>> BEGIN Supplied records

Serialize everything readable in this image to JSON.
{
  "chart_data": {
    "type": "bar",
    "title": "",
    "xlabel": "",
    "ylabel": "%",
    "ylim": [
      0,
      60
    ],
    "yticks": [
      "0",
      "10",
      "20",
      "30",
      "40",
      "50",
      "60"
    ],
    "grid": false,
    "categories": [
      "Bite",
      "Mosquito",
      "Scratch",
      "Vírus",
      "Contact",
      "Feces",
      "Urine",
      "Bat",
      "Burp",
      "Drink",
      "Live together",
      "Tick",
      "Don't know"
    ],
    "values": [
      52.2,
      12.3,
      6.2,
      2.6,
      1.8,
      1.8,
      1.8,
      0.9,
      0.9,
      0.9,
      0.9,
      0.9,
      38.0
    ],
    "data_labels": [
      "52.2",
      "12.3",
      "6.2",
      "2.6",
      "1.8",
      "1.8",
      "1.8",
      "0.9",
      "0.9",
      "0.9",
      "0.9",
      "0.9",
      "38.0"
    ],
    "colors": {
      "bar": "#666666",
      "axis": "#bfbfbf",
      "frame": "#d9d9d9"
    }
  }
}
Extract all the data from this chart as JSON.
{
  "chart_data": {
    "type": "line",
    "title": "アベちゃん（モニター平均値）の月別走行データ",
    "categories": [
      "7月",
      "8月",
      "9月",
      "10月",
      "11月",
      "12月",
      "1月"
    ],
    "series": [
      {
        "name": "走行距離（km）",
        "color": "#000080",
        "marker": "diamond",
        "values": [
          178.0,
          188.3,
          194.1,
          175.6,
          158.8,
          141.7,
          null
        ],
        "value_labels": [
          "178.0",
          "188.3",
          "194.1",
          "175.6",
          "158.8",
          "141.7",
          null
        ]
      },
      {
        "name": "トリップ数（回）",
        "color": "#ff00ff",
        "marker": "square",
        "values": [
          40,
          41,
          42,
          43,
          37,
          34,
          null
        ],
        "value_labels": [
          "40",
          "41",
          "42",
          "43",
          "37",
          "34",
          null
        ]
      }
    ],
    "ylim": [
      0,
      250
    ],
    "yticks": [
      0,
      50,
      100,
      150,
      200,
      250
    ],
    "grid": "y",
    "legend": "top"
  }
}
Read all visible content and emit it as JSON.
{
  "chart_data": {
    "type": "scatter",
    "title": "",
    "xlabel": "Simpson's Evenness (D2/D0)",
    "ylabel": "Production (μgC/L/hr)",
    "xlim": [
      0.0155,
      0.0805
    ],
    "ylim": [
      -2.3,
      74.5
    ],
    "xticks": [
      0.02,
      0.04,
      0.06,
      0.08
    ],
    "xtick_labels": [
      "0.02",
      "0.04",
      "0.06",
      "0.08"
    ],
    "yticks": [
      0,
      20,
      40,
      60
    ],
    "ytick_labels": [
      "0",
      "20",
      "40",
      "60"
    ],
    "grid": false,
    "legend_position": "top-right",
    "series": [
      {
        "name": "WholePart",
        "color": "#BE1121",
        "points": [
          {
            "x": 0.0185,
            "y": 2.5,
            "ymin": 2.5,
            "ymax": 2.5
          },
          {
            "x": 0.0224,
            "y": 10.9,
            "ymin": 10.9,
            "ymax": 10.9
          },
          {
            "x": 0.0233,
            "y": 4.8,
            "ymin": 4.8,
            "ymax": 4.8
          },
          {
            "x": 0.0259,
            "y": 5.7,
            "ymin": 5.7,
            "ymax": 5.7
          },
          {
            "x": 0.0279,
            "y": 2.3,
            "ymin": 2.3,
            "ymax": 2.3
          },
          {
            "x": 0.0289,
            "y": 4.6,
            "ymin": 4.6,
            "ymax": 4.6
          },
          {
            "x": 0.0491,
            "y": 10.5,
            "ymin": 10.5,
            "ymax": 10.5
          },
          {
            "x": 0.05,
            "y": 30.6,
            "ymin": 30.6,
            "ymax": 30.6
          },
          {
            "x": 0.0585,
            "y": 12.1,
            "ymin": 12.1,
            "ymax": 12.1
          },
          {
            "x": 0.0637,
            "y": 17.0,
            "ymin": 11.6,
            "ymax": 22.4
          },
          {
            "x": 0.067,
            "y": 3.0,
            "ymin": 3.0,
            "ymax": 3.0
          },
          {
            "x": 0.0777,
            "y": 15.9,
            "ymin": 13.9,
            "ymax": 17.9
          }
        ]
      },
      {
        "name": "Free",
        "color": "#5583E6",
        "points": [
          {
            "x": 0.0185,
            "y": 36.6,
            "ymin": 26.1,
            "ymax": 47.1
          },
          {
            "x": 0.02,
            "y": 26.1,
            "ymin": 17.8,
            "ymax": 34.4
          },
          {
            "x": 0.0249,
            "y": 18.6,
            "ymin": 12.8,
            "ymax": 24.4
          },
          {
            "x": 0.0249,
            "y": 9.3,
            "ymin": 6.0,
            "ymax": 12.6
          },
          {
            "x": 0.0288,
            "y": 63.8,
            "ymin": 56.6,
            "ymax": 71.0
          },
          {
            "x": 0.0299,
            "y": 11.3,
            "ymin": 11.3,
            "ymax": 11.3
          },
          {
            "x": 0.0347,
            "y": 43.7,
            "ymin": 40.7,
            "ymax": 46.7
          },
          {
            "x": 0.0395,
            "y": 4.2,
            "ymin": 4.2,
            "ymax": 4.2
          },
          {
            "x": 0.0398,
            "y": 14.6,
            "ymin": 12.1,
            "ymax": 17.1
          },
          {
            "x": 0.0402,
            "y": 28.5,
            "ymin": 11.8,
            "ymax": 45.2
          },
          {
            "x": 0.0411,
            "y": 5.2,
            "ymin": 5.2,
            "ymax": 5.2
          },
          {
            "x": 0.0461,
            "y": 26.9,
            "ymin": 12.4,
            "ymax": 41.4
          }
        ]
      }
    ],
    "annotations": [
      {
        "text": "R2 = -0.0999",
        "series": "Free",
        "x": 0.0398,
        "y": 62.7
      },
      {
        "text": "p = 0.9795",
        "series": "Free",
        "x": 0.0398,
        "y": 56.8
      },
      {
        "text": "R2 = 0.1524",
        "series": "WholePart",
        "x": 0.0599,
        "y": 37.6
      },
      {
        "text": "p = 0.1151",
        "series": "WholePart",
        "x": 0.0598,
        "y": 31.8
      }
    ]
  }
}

>> END Supplied records

▶ **Exercise task**: Give the material above again, word for word.

▶ **Worked solution**:
Serialize everything readable in this image to JSON.
{
  "chart_data": {
    "type": "bar",
    "title": "",
    "xlabel": "",
    "ylabel": "%",
    "ylim": [
      0,
      60
    ],
    "yticks": [
      "0",
      "10",
      "20",
      "30",
      "40",
      "50",
      "60"
    ],
    "grid": false,
    "categories": [
      "Bite",
      "Mosquito",
      "Scratch",
      "Vírus",
      "Contact",
      "Feces",
      "Urine",
      "Bat",
      "Burp",
      "Drink",
      "Live together",
      "Tick",
      "Don't know"
    ],
    "values": [
      52.2,
      12.3,
      6.2,
      2.6,
      1.8,
      1.8,
      1.8,
      0.9,
      0.9,
      0.9,
      0.9,
      0.9,
      38.0
    ],
    "data_labels": [
      "52.2",
      "12.3",
      "6.2",
      "2.6",
      "1.8",
      "1.8",
      "1.8",
      "0.9",
      "0.9",
      "0.9",
      "0.9",
      "0.9",
      "38.0"
    ],
    "colors": {
      "bar": "#666666",
      "axis": "#bfbfbf",
      "frame": "#d9d9d9"
    }
  }
}
Extract all the data from this chart as JSON.
{
  "chart_data": {
    "type": "line",
    "title": "アベちゃん（モニター平均値）の月別走行データ",
    "categories": [
      "7月",
      "8月",
      "9月",
      "10月",
      "11月",
      "12月",
      "1月"
    ],
    "series": [
      {
        "name": "走行距離（km）",
        "color": "#000080",
        "marker": "diamond",
        "values": [
          178.0,
          188.3,
          194.1,
          175.6,
          158.8,
          141.7,
          null
        ],
        "value_labels": [
          "178.0",
          "188.3",
          "194.1",
          "175.6",
          "158.8",
          "141.7",
          null
        ]
      },
      {
        "name": "トリップ数（回）",
        "color": "#ff00ff",
        "marker": "square",
        "values": [
          40,
          41,
          42,
          43,
          37,
          34,
          null
        ],
        "value_labels": [
          "40",
          "41",
          "42",
          "43",
          "37",
          "34",
          null
        ]
      }
    ],
    "ylim": [
      0,
      250
    ],
    "yticks": [
      0,
      50,
      100,
      150,
      200,
      250
    ],
    "grid": "y",
    "legend": "top"
  }
}
Read all visible content and emit it as JSON.
{
  "chart_data": {
    "type": "scatter",
    "title": "",
    "xlabel": "Simpson's Evenness (D2/D0)",
    "ylabel": "Production (μgC/L/hr)",
    "xlim": [
      0.0155,
      0.0805
    ],
    "ylim": [
      -2.3,
      74.5
    ],
    "xticks": [
      0.02,
      0.04,
      0.06,
      0.08
    ],
    "xtick_labels": [
      "0.02",
      "0.04",
      "0.06",
      "0.08"
    ],
    "yticks": [
      0,
      20,
      40,
      60
    ],
    "ytick_labels": [
      "0",
      "20",
      "40",
      "60"
    ],
    "grid": false,
    "legend_position": "top-right",
    "series": [
      {
        "name": "WholePart",
        "color": "#BE1121",
        "points": [
          {
            "x": 0.0185,
            "y": 2.5,
            "ymin": 2.5,
            "ymax": 2.5
          },
          {
            "x": 0.0224,
            "y": 10.9,
            "ymin": 10.9,
            "ymax": 10.9
          },
          {
            "x": 0.0233,
            "y": 4.8,
            "ymin": 4.8,
            "ymax": 4.8
          },
          {
            "x": 0.0259,
            "y": 5.7,
            "ymin": 5.7,
            "ymax": 5.7
          },
          {
            "x": 0.0279,
            "y": 2.3,
            "ymin": 2.3,
            "ymax": 2.3
          },
          {
            "x": 0.0289,
            "y": 4.6,
            "ymin": 4.6,
            "ymax": 4.6
          },
          {
            "x": 0.0491,
            "y": 10.5,
            "ymin": 10.5,
            "ymax": 10.5
          },
          {
            "x": 0.05,
            "y": 30.6,
            "ymin": 30.6,
            "ymax": 30.6
          },
          {
            "x": 0.0585,
            "y": 12.1,
            "ymin": 12.1,
            "ymax": 12.1
          },
          {
            "x": 0.0637,
            "y": 17.0,
            "ymin": 11.6,
            "ymax": 22.4
          },
          {
            "x": 0.067,
            "y": 3.0,
            "ymin": 3.0,
            "ymax": 3.0
          },
          {
            "x": 0.0777,
            "y": 15.9,
            "ymin": 13.9,
            "ymax": 17.9
          }
        ]
      },
      {
        "name": "Free",
        "color": "#5583E6",
        "points": [
          {
            "x": 0.0185,
            "y": 36.6,
            "ymin": 26.1,
            "ymax": 47.1
          },
          {
            "x": 0.02,
            "y": 26.1,
            "ymin": 17.8,
            "ymax": 34.4
          },
          {
            "x": 0.0249,
            "y": 18.6,
            "ymin": 12.8,
            "ymax": 24.4
          },
          {
            "x": 0.0249,
            "y": 9.3,
            "ymin": 6.0,
            "ymax": 12.6
          },
          {
            "x": 0.0288,
            "y": 63.8,
            "ymin": 56.6,
            "ymax": 71.0
          },
          {
            "x": 0.0299,
            "y": 11.3,
            "ymin": 11.3,
            "ymax": 11.3
          },
          {
            "x": 0.0347,
            "y": 43.7,
            "ymin": 40.7,
            "ymax": 46.7
          },
          {
            "x": 0.0395,
            "y": 4.2,
            "ymin": 4.2,
            "ymax": 4.2
          },
          {
            "x": 0.0398,
            "y": 14.6,
            "ymin": 12.1,
            "ymax": 17.1
          },
          {
            "x": 0.0402,
            "y": 28.5,
            "ymin": 11.8,
            "ymax": 45.2
          },
          {
            "x": 0.0411,
            "y": 5.2,
            "ymin": 5.2,
            "ymax": 5.2
          },
          {
            "x": 0.0461,
            "y": 26.9,
            "ymin": 12.4,
            "ymax": 41.4
          }
        ]
      }
    ],
    "annotations": [
      {
        "text": "R2 = -0.0999",
        "series": "Free",
        "x": 0.0398,
        "y": 62.7
      },
      {
        "text": "p = 0.9795",
        "series": "Free",
        "x": 0.0398,
        "y": 56.8
      },
      {
        "text": "R2 = 0.1524",
        "series": "WholePart",
        "x": 0.0599,
        "y": 37.6
      },
      {
        "text": "p = 0.1151",
        "series": "WholePart",
        "x": 0.0598,
        "y": 31.8
      }
    ]
  }
}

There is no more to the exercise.